--- begin ---
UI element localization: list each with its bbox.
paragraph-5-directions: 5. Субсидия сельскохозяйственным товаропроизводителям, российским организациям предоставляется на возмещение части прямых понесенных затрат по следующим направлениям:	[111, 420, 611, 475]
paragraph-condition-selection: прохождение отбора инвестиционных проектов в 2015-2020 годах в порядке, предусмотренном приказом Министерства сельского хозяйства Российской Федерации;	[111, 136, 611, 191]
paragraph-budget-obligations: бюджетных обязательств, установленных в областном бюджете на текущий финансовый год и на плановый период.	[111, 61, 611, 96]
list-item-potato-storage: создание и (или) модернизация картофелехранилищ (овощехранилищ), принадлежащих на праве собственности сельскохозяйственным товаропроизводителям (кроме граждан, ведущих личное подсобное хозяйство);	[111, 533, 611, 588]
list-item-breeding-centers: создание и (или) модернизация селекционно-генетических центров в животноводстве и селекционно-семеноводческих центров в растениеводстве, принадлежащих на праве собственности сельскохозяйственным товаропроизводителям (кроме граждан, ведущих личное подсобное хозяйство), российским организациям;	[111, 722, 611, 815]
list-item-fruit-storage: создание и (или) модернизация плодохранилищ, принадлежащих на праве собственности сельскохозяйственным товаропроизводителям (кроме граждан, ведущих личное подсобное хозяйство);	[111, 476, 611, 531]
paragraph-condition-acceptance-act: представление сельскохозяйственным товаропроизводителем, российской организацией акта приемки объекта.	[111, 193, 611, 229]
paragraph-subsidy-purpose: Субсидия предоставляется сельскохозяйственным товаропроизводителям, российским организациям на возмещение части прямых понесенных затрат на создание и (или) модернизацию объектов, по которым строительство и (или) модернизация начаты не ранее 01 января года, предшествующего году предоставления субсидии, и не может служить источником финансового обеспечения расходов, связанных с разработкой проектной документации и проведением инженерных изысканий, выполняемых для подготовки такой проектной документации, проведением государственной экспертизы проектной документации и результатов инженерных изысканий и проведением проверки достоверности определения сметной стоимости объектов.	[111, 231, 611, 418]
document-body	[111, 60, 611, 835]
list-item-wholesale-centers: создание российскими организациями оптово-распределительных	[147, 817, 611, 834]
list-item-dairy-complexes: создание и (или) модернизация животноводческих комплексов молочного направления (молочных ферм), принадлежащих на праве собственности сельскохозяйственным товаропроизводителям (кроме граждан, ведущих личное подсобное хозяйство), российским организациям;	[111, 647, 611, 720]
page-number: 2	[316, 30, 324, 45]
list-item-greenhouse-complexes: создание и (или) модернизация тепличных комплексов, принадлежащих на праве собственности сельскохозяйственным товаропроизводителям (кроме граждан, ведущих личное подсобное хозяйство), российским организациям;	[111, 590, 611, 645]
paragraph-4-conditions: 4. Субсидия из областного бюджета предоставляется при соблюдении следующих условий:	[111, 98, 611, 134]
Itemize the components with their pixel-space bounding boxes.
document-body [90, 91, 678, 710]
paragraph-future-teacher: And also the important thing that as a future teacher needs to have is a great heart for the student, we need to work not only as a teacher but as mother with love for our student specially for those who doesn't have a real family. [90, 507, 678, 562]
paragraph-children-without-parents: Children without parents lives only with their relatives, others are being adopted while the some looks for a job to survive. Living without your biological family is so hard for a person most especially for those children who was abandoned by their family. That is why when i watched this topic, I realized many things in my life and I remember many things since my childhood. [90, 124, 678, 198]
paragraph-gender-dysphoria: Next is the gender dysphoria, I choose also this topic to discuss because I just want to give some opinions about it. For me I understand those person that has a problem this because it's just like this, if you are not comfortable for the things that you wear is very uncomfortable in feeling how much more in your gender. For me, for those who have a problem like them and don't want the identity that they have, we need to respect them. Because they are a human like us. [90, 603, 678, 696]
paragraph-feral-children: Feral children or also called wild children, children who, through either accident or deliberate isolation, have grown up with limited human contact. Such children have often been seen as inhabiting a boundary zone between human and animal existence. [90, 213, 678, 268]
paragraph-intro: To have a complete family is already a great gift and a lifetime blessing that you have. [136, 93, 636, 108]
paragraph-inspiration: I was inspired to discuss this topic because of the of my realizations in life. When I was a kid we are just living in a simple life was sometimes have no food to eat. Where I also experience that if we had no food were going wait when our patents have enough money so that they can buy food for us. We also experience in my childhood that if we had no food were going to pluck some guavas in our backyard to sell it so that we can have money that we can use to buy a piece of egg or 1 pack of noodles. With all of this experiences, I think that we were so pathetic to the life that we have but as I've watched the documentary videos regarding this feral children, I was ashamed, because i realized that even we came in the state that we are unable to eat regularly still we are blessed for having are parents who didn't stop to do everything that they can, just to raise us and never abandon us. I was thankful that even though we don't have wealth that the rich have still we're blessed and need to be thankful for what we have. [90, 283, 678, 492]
--- end ---
### Set task
Rewrite every line of the records above as a JSON list of strings, one string per line, leaving out any blank lines.

### Exercise response
[
  "UI element localization: list each with its bbox.",
  "paragraph-5-directions: 5. Субсидия сельскохозяйственным товаропроизводителям, российским организациям предоставляется на возмещение части прямых понесенных затрат по следующим направлениям:\t[111, 420, 611, 475]",
  "paragraph-condition-selection: прохождение отбора инвестиционных проектов в 2015-2020 годах в порядке, предусмотренном приказом Министерства сельского хозяйства Российской Федерации;\t[111, 136, 611, 191]",
  "paragraph-budget-obligations: бюджетных обязательств, установленных в областном бюджете на текущий финансовый год и на плановый период.\t[111, 61, 611, 96]",
  "list-item-potato-storage: создание и (или) модернизация картофелехранилищ (овощехранилищ), принадлежащих на праве собственности сельскохозяйственным товаропроизводителям (кроме граждан, ведущих личное подсобное хозяйство);\t[111, 533, 611, 588]",
  "list-item-breeding-centers: создание и (или) модернизация селекционно-генетических центров в животноводстве и селекционно-семеноводческих центров в растениеводстве, принадлежащих на праве собственности сельскохозяйственным товаропроизводителям (кроме граждан, ведущих личное подсобное хозяйство), российским организациям;\t[111, 722, 611, 815]",
  "list-item-fruit-storage: создание и (или) модернизация плодохранилищ, принадлежащих на праве собственности сельскохозяйственным товаропроизводителям (кроме граждан, ведущих личное подсобное хозяйство);\t[111, 476, 611, 531]",
  "paragraph-condition-acceptance-act: представление сельскохозяйственным товаропроизводителем, российской организацией акта приемки объекта.\t[111, 193, 611, 229]",
  "paragraph-subsidy-purpose: Субсидия предоставляется сельскохозяйственным товаропроизводителям, российским организациям на возмещение части прямых понесенных затрат на создание и (или) модернизацию объектов, по которым строительство и (или) модернизация начаты не ранее 01 января года, предшествующего году предоставления субсидии, и не может служить источником финансового обеспечения расходов, связанных с разработкой проектной документации и проведением инженерных изысканий, выполняемых для подготовки такой проектной документации, проведением государственной экспертизы проектной документации и результатов инженерных изысканий и проведением проверки достоверности определения сметной стоимости объектов.\t[111, 231, 611, 418]",
  "document-body\t[111, 60, 611, 835]",
  "list-item-wholesale-centers: создание российскими организациями оптово-распределительных\t[147, 817, 611, 834]",
  "list-item-dairy-complexes: создание и (или) модернизация животноводческих комплексов молочного направления (молочных ферм), принадлежащих на праве собственности сельскохозяйственным товаропроизводителям (кроме граждан, ведущих личное подсобное хозяйство), российским организациям;\t[111, 647, 611, 720]",
  "page-number: 2\t[316, 30, 324, 45]",
  "list-item-greenhouse-complexes: создание и (или) модернизация тепличных комплексов, принадлежащих на праве собственности сельскохозяйственным товаропроизводителям (кроме граждан, ведущих личное подсобное хозяйство), российским организациям;\t[111, 590, 611, 645]",
  "paragraph-4-conditions: 4. Субсидия из областного бюджета предоставляется при соблюдении следующих условий:\t[111, 98, 611, 134]",
  "Itemize the components with their pixel-space bounding boxes.",
  "document-body [90, 91, 678, 710]",
  "paragraph-future-teacher: And also the important thing that as a future teacher needs to have is a great heart for the student, we need to work not only as a teacher but as mother with love for our student specially for those who doesn't have a real family. [90, 507, 678, 562]",
  "paragraph-children-without-parents: Children without parents lives only with their relatives, others are being adopted while the some looks for a job to survive. Living without your biological family is so hard for a person most especially for those children who was abandoned by their family. That is why when i watched this topic, I realized many things in my life and I remember many things since my childhood. [90, 124, 678, 198]",
  "paragraph-gender-dysphoria: Next is the gender dysphoria, I choose also this topic to discuss because I just want to give some opinions about it. For me I understand those person that has a problem this because it's just like this, if you are not comfortable for the things that you wear is very uncomfortable in feeling how much more in your gender. For me, for those who have a problem like them and don't want the identity that they have, we need to respect them. Because they are a human like us. [90, 603, 678, 696]",
  "paragraph-feral-children: Feral children or also called wild children, children who, through either accident or deliberate isolation, have grown up with limited human contact. Such children have often been seen as inhabiting a boundary zone between human and animal existence. [90, 213, 678, 268]",
  "paragraph-intro: To have a complete family is already a great gift and a lifetime blessing that you have. [136, 93, 636, 108]",
  "paragraph-inspiration: I was inspired to discuss this topic because of the of my realizations in life. When I was a kid we are just living in a simple life was sometimes have no food to eat. Where I also experience that if we had no food were going wait when our patents have enough money so that they can buy food for us. We also experience in my childhood that if we had no food were going to pluck some guavas in our backyard to sell it so that we can have money that we can use to buy a piece of egg or 1 pack of noodles. With all of this experiences, I think that we were so pathetic to the life that we have but as I've watched the documentary videos regarding this feral children, I was ashamed, because i realized that even we came in the state that we are unable to eat regularly still we are blessed for having are parents who didn't stop to do everything that they can, just to raise us and never abandon us. I was thankful that even though we don't have wealth that the rich have still we're blessed and need to be thankful for what we have. [90, 283, 678, 492]"
]